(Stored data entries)
===

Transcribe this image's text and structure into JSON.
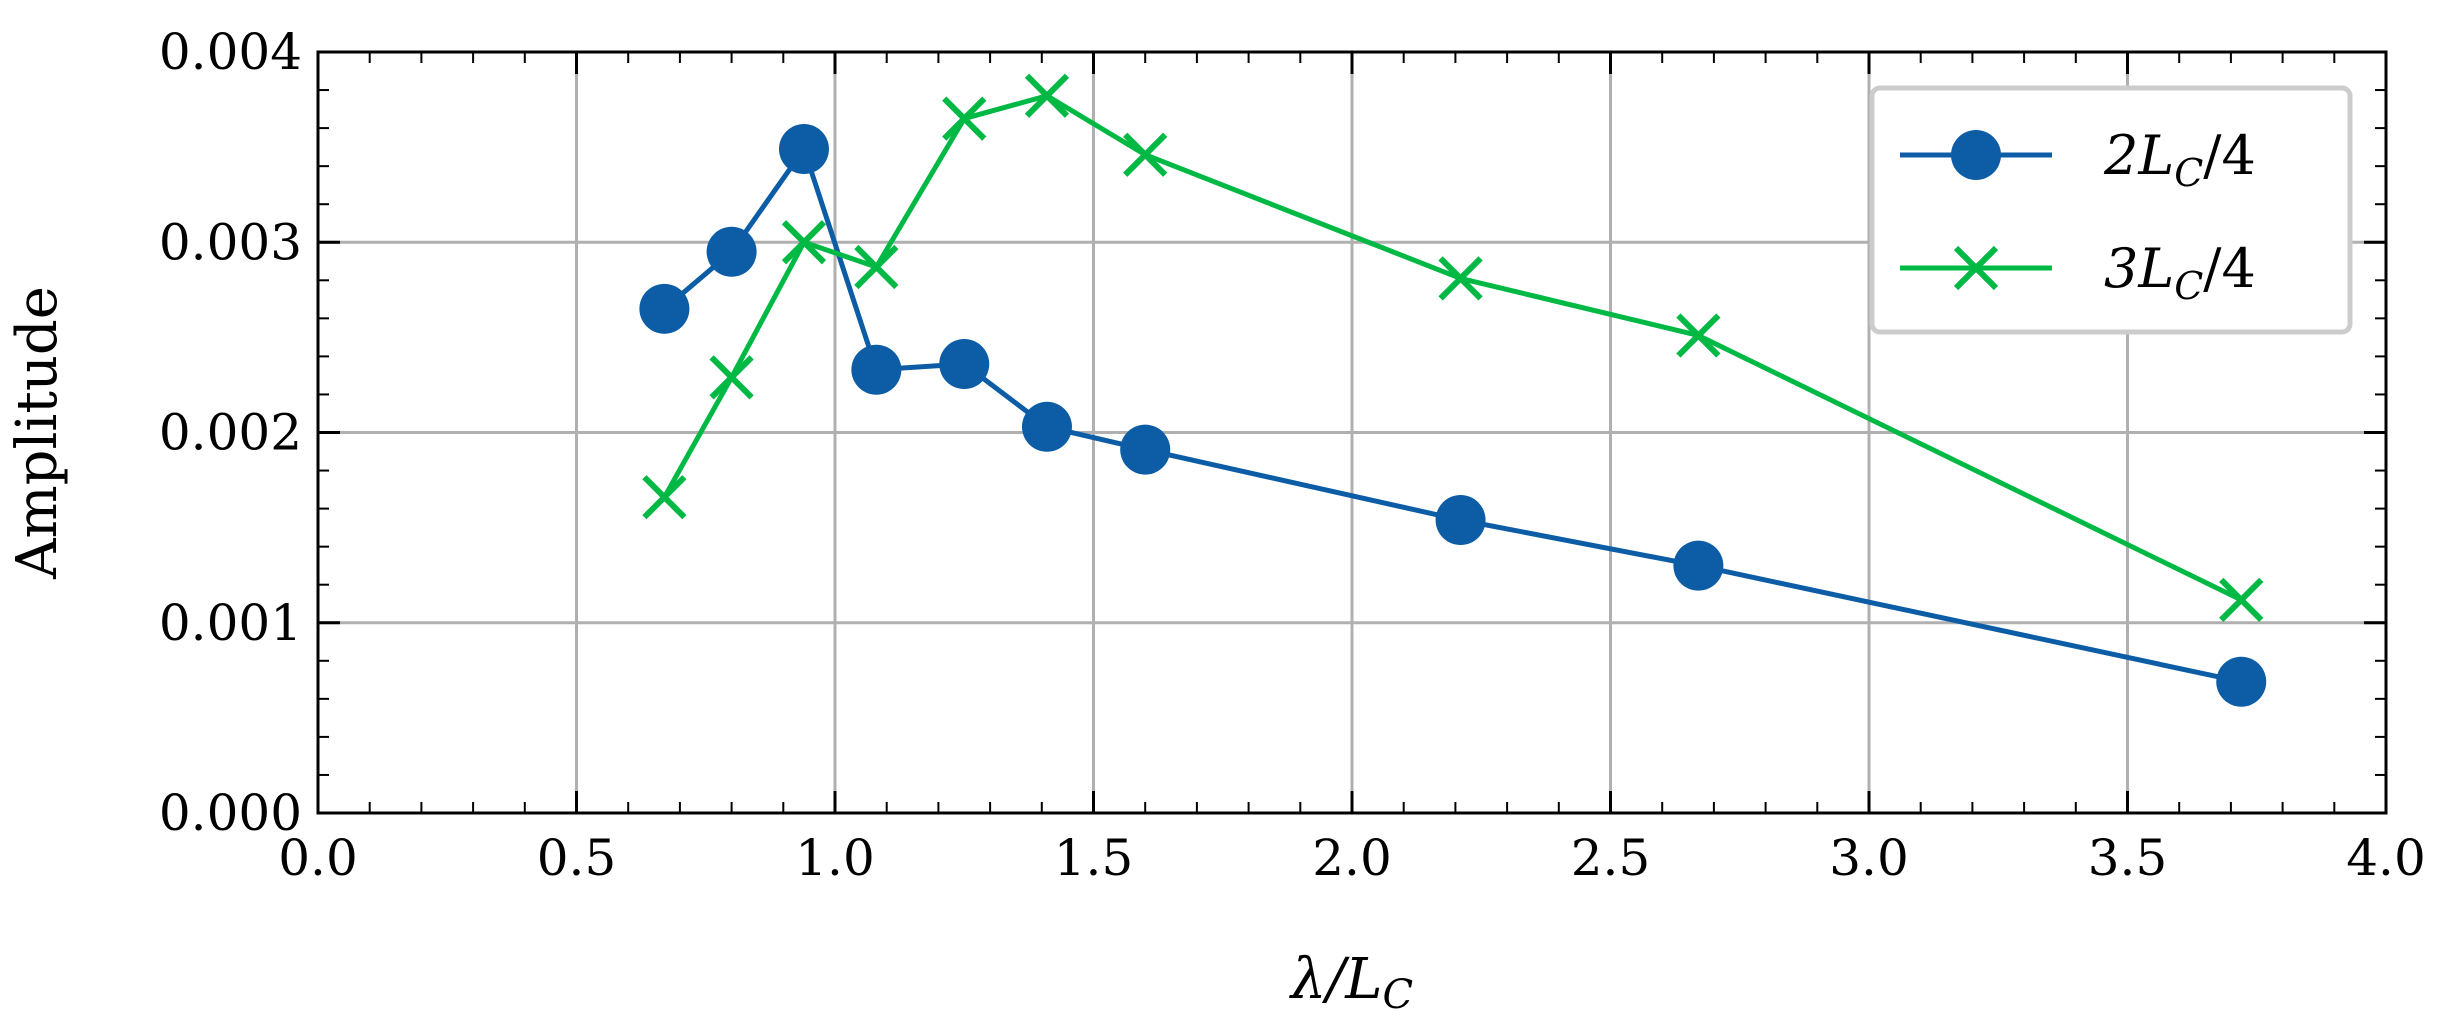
{
  "chart_data": {
    "type": "line",
    "title": "",
    "xlabel": "λ/L_C",
    "ylabel": "Amplitude",
    "xlim": [
      0.0,
      4.0
    ],
    "ylim": [
      0.0,
      0.004
    ],
    "x_ticks": [
      "0.0",
      "0.5",
      "1.0",
      "1.5",
      "2.0",
      "2.5",
      "3.0",
      "3.5",
      "4.0"
    ],
    "y_ticks": [
      "0.000",
      "0.001",
      "0.002",
      "0.003",
      "0.004"
    ],
    "grid": true,
    "legend_position": "top-right",
    "series": [
      {
        "name": "2L_C/4",
        "label_main": "2L",
        "label_sub": "C",
        "label_tail": "/4",
        "color": "#0C5DA5",
        "marker": "circle",
        "x": [
          0.67,
          0.8,
          0.94,
          1.08,
          1.25,
          1.41,
          1.6,
          2.21,
          2.67,
          3.72
        ],
        "y": [
          0.00265,
          0.00295,
          0.00349,
          0.00233,
          0.00236,
          0.00203,
          0.00191,
          0.00154,
          0.0013,
          0.00069
        ]
      },
      {
        "name": "3L_C/4",
        "label_main": "3L",
        "label_sub": "C",
        "label_tail": "/4",
        "color": "#00B945",
        "marker": "x",
        "x": [
          0.67,
          0.8,
          0.94,
          1.08,
          1.25,
          1.41,
          1.6,
          2.21,
          2.67,
          3.72
        ],
        "y": [
          0.00166,
          0.00229,
          0.003,
          0.00287,
          0.00365,
          0.00377,
          0.00346,
          0.00281,
          0.00251,
          0.00112
        ]
      }
    ]
  },
  "axis": {
    "x_label_main": "λ/L",
    "x_label_sub": "C"
  }
}
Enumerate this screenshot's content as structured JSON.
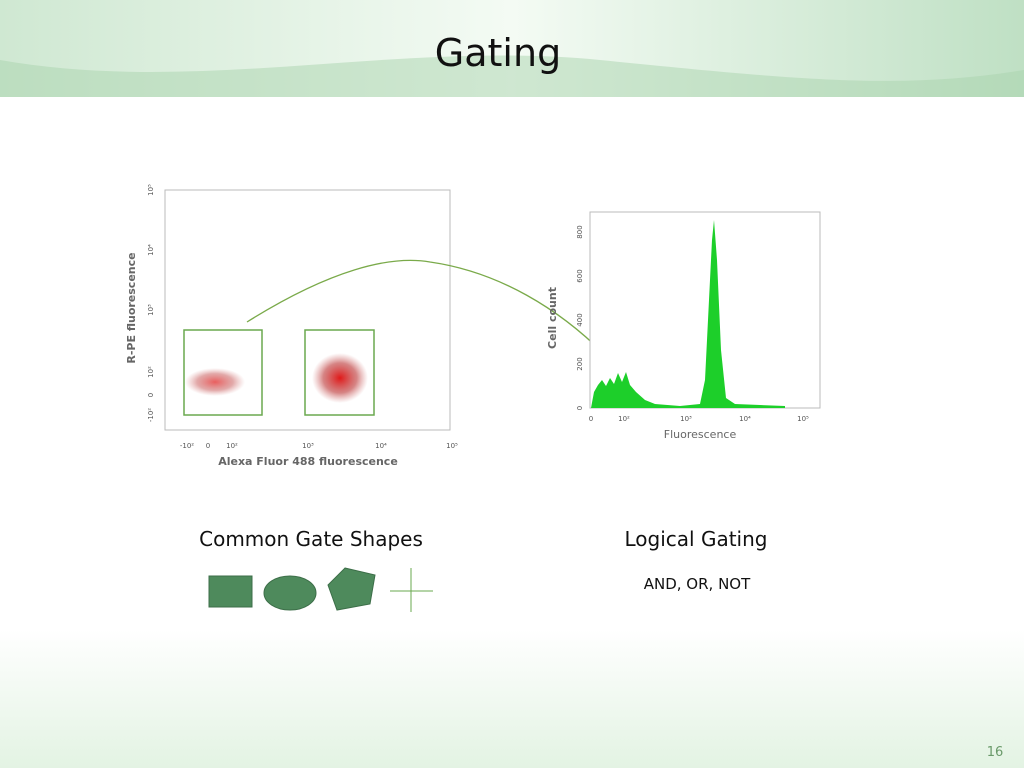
{
  "title": "Gating",
  "scatter_plot": {
    "y_axis_title": "R-PE fluorescence",
    "x_axis_title": "Alexa Fluor 488 fluorescence",
    "y_tick_labels": [
      "10⁵",
      "10⁴",
      "10³",
      "10²",
      "0",
      "-10²"
    ],
    "x_tick_labels": [
      "-10²",
      "0",
      "10²",
      "10³",
      "10⁴",
      "10⁵"
    ]
  },
  "histogram": {
    "y_axis_title": "Cell count",
    "x_axis_title": "Fluorescence",
    "y_tick_labels": [
      "0",
      "200",
      "400",
      "600",
      "800"
    ],
    "x_tick_labels": [
      "0",
      "10²",
      "10³",
      "10⁴",
      "10⁵"
    ]
  },
  "gate_shapes": {
    "heading": "Common Gate Shapes"
  },
  "logical_gating": {
    "heading": "Logical Gating",
    "text": "AND, OR, NOT"
  },
  "page_number": "16"
}
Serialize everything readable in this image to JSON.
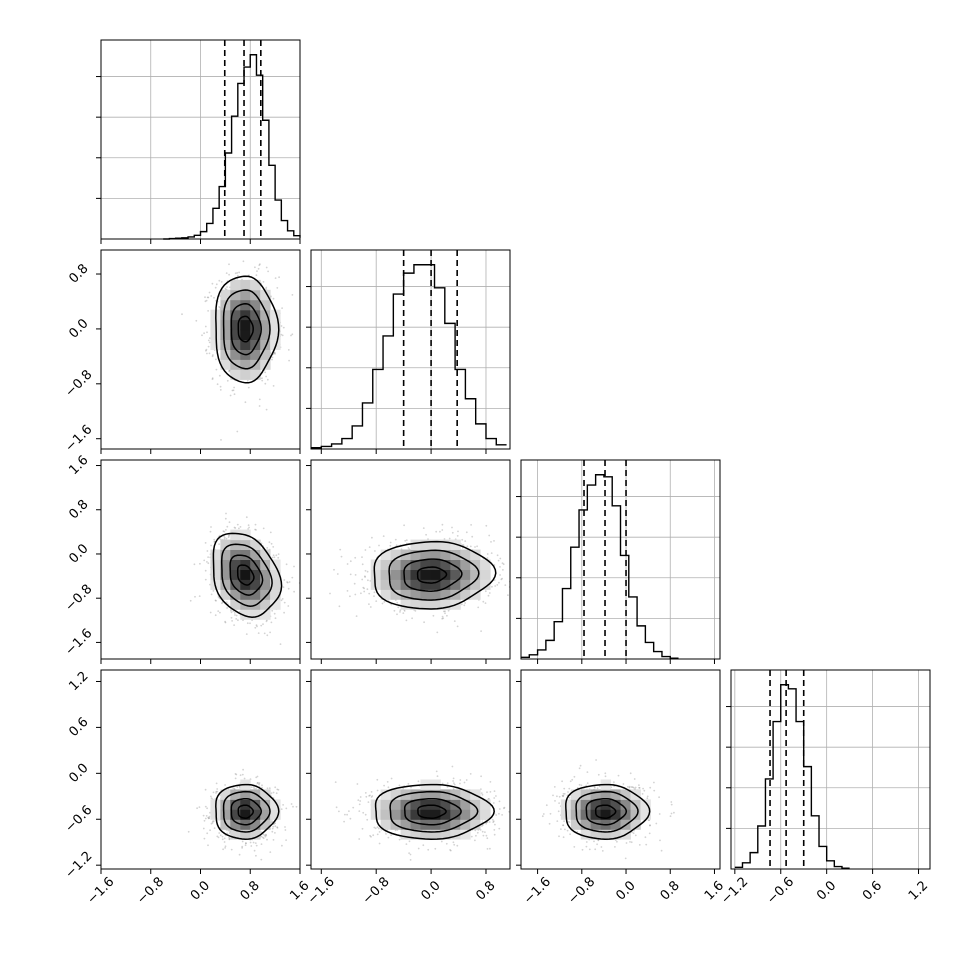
{
  "chart_data": {
    "type": "corner",
    "style": {
      "grid": true,
      "hist_color": "#000000",
      "scatter_color": "#808080",
      "grid_color": "#b0b0b0"
    },
    "params": [
      {
        "ticks": [
          -1.6,
          -0.8,
          0.0,
          0.8,
          1.6
        ],
        "tick_labels": [
          "−1.6",
          "−0.8",
          "0.0",
          "0.8",
          "1.6"
        ],
        "range": [
          -1.6,
          1.6
        ],
        "quantiles": [
          0.39,
          0.7,
          0.97
        ]
      },
      {
        "ticks": [
          -1.6,
          -0.8,
          0.0,
          0.8
        ],
        "tick_labels": [
          "−1.6",
          "−0.8",
          "0.0",
          "0.8"
        ],
        "range": [
          -1.75,
          1.15
        ],
        "quantiles": [
          -0.4,
          0.0,
          0.38
        ]
      },
      {
        "ticks": [
          -1.6,
          -0.8,
          0.0,
          0.8,
          1.6
        ],
        "tick_labels": [
          "−1.6",
          "−0.8",
          "0.0",
          "0.8",
          "1.6"
        ],
        "range": [
          -1.9,
          1.7
        ],
        "quantiles": [
          -0.76,
          -0.38,
          0.0
        ]
      },
      {
        "ticks": [
          -1.2,
          -0.6,
          0.0,
          0.6,
          1.2
        ],
        "tick_labels": [
          "−1.2",
          "−0.6",
          "0.0",
          "0.6",
          "1.2"
        ],
        "range": [
          -1.25,
          1.35
        ],
        "quantiles": [
          -0.74,
          -0.53,
          -0.3
        ]
      }
    ],
    "diagonal_histograms": [
      {
        "param": 0,
        "bin_edges": [
          -0.6,
          -0.5,
          -0.4,
          -0.3,
          -0.2,
          -0.1,
          0.0,
          0.1,
          0.2,
          0.3,
          0.4,
          0.5,
          0.6,
          0.7,
          0.8,
          0.9,
          1.0,
          1.1,
          1.2,
          1.3,
          1.4,
          1.5,
          1.6
        ],
        "counts": [
          0,
          1,
          2,
          3,
          5,
          9,
          18,
          38,
          75,
          128,
          210,
          300,
          380,
          420,
          450,
          400,
          290,
          180,
          95,
          45,
          20,
          8,
          3
        ]
      },
      {
        "param": 1,
        "bin_edges": [
          -1.75,
          -1.6,
          -1.45,
          -1.3,
          -1.15,
          -1.0,
          -0.85,
          -0.7,
          -0.55,
          -0.4,
          -0.25,
          -0.1,
          0.05,
          0.2,
          0.35,
          0.5,
          0.65,
          0.8,
          0.95,
          1.1
        ],
        "counts": [
          3,
          6,
          12,
          25,
          55,
          110,
          190,
          270,
          370,
          420,
          440,
          440,
          385,
          300,
          190,
          120,
          60,
          25,
          10
        ]
      },
      {
        "param": 2,
        "bin_edges": [
          -1.9,
          -1.75,
          -1.6,
          -1.45,
          -1.3,
          -1.15,
          -1.0,
          -0.85,
          -0.7,
          -0.55,
          -0.4,
          -0.25,
          -0.1,
          0.05,
          0.2,
          0.35,
          0.5,
          0.65,
          0.8,
          0.95
        ],
        "counts": [
          4,
          10,
          22,
          45,
          90,
          170,
          270,
          360,
          420,
          445,
          440,
          370,
          250,
          150,
          80,
          40,
          18,
          6,
          2
        ]
      },
      {
        "param": 3,
        "bin_edges": [
          -1.2,
          -1.1,
          -1.0,
          -0.9,
          -0.8,
          -0.7,
          -0.6,
          -0.5,
          -0.4,
          -0.3,
          -0.2,
          -0.1,
          0.0,
          0.1,
          0.2,
          0.3
        ],
        "counts": [
          4,
          15,
          40,
          105,
          220,
          360,
          450,
          440,
          360,
          250,
          130,
          55,
          20,
          6,
          2
        ]
      }
    ],
    "joint_distributions": [
      {
        "x_param": 0,
        "y_param": 1,
        "center": [
          0.72,
          0.0
        ],
        "sigma": [
          0.24,
          0.37
        ],
        "rho": -0.02
      },
      {
        "x_param": 0,
        "y_param": 2,
        "center": [
          0.72,
          -0.38
        ],
        "sigma": [
          0.26,
          0.36
        ],
        "rho": -0.25
      },
      {
        "x_param": 1,
        "y_param": 2,
        "center": [
          0.0,
          -0.38
        ],
        "sigma": [
          0.42,
          0.29
        ],
        "rho": 0.05
      },
      {
        "x_param": 0,
        "y_param": 3,
        "center": [
          0.72,
          -0.5
        ],
        "sigma": [
          0.24,
          0.17
        ],
        "rho": 0.0
      },
      {
        "x_param": 1,
        "y_param": 3,
        "center": [
          0.0,
          -0.5
        ],
        "sigma": [
          0.41,
          0.17
        ],
        "rho": 0.0
      },
      {
        "x_param": 2,
        "y_param": 3,
        "center": [
          -0.38,
          -0.5
        ],
        "sigma": [
          0.36,
          0.17
        ],
        "rho": 0.0
      }
    ]
  }
}
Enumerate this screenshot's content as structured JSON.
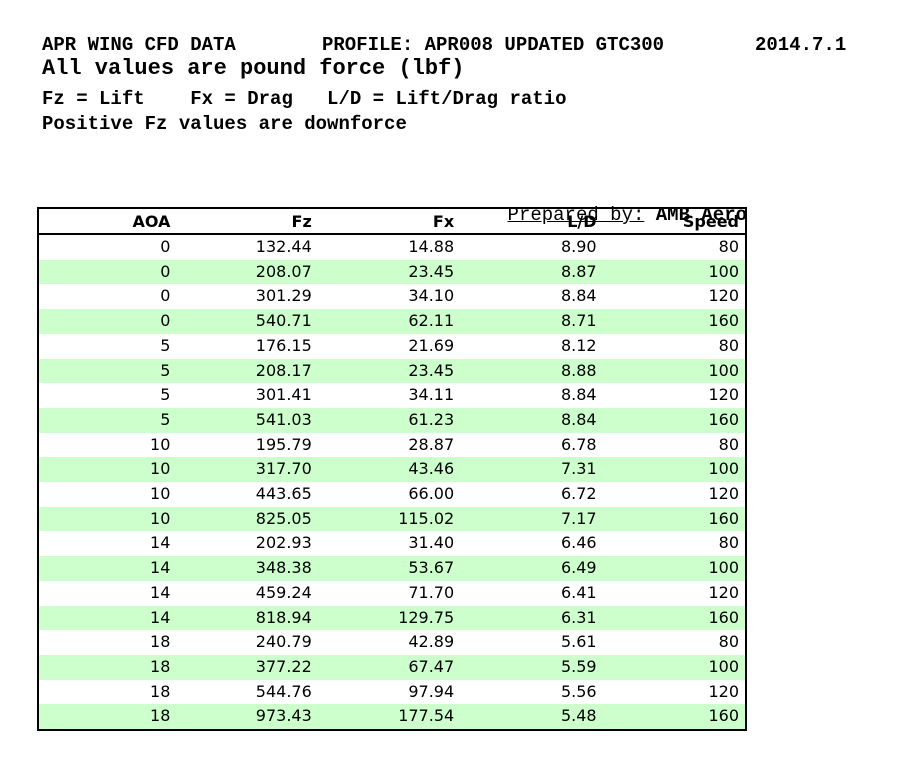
{
  "header": {
    "title": "APR WING CFD DATA",
    "profile": "PROFILE: APR008 UPDATED GTC300",
    "date": "2014.7.1",
    "subtitle": "All values are pound force (lbf)",
    "legend": "Fz = Lift    Fx = Drag   L/D = Lift/Drag ratio",
    "note": "Positive Fz values are downforce"
  },
  "prepared_by": {
    "label": "Prepared by:",
    "value": "AMB Aero"
  },
  "table": {
    "columns": [
      "AOA",
      "Fz",
      "Fx",
      "L/D",
      "Speed"
    ],
    "rows": [
      [
        "0",
        "132.44",
        "14.88",
        "8.90",
        "80"
      ],
      [
        "0",
        "208.07",
        "23.45",
        "8.87",
        "100"
      ],
      [
        "0",
        "301.29",
        "34.10",
        "8.84",
        "120"
      ],
      [
        "0",
        "540.71",
        "62.11",
        "8.71",
        "160"
      ],
      [
        "5",
        "176.15",
        "21.69",
        "8.12",
        "80"
      ],
      [
        "5",
        "208.17",
        "23.45",
        "8.88",
        "100"
      ],
      [
        "5",
        "301.41",
        "34.11",
        "8.84",
        "120"
      ],
      [
        "5",
        "541.03",
        "61.23",
        "8.84",
        "160"
      ],
      [
        "10",
        "195.79",
        "28.87",
        "6.78",
        "80"
      ],
      [
        "10",
        "317.70",
        "43.46",
        "7.31",
        "100"
      ],
      [
        "10",
        "443.65",
        "66.00",
        "6.72",
        "120"
      ],
      [
        "10",
        "825.05",
        "115.02",
        "7.17",
        "160"
      ],
      [
        "14",
        "202.93",
        "31.40",
        "6.46",
        "80"
      ],
      [
        "14",
        "348.38",
        "53.67",
        "6.49",
        "100"
      ],
      [
        "14",
        "459.24",
        "71.70",
        "6.41",
        "120"
      ],
      [
        "14",
        "818.94",
        "129.75",
        "6.31",
        "160"
      ],
      [
        "18",
        "240.79",
        "42.89",
        "5.61",
        "80"
      ],
      [
        "18",
        "377.22",
        "67.47",
        "5.59",
        "100"
      ],
      [
        "18",
        "544.76",
        "97.94",
        "5.56",
        "120"
      ],
      [
        "18",
        "973.43",
        "177.54",
        "5.48",
        "160"
      ]
    ]
  },
  "colors": {
    "row_stripe": "#ccffcc",
    "border": "#000000",
    "text": "#000000"
  },
  "chart_data": {
    "type": "table",
    "title": "APR WING CFD DATA",
    "subtitle": "All values are pound force (lbf)",
    "profile": "APR008 UPDATED GTC300",
    "version": "2014.7.1",
    "prepared_by": "AMB Aero",
    "notes": [
      "Fz = Lift",
      "Fx = Drag",
      "L/D = Lift/Drag ratio",
      "Positive Fz values are downforce"
    ],
    "columns": [
      "AOA",
      "Fz",
      "Fx",
      "L/D",
      "Speed"
    ],
    "rows": [
      [
        0,
        132.44,
        14.88,
        8.9,
        80
      ],
      [
        0,
        208.07,
        23.45,
        8.87,
        100
      ],
      [
        0,
        301.29,
        34.1,
        8.84,
        120
      ],
      [
        0,
        540.71,
        62.11,
        8.71,
        160
      ],
      [
        5,
        176.15,
        21.69,
        8.12,
        80
      ],
      [
        5,
        208.17,
        23.45,
        8.88,
        100
      ],
      [
        5,
        301.41,
        34.11,
        8.84,
        120
      ],
      [
        5,
        541.03,
        61.23,
        8.84,
        160
      ],
      [
        10,
        195.79,
        28.87,
        6.78,
        80
      ],
      [
        10,
        317.7,
        43.46,
        7.31,
        100
      ],
      [
        10,
        443.65,
        66.0,
        6.72,
        120
      ],
      [
        10,
        825.05,
        115.02,
        7.17,
        160
      ],
      [
        14,
        202.93,
        31.4,
        6.46,
        80
      ],
      [
        14,
        348.38,
        53.67,
        6.49,
        100
      ],
      [
        14,
        459.24,
        71.7,
        6.41,
        120
      ],
      [
        14,
        818.94,
        129.75,
        6.31,
        160
      ],
      [
        18,
        240.79,
        42.89,
        5.61,
        80
      ],
      [
        18,
        377.22,
        67.47,
        5.59,
        100
      ],
      [
        18,
        544.76,
        97.94,
        5.56,
        120
      ],
      [
        18,
        973.43,
        177.54,
        5.48,
        160
      ]
    ]
  }
}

===

Problem details:
What is the number of lines in the listing above that contain the string "Drag"? Give only the number.

Written solution:
3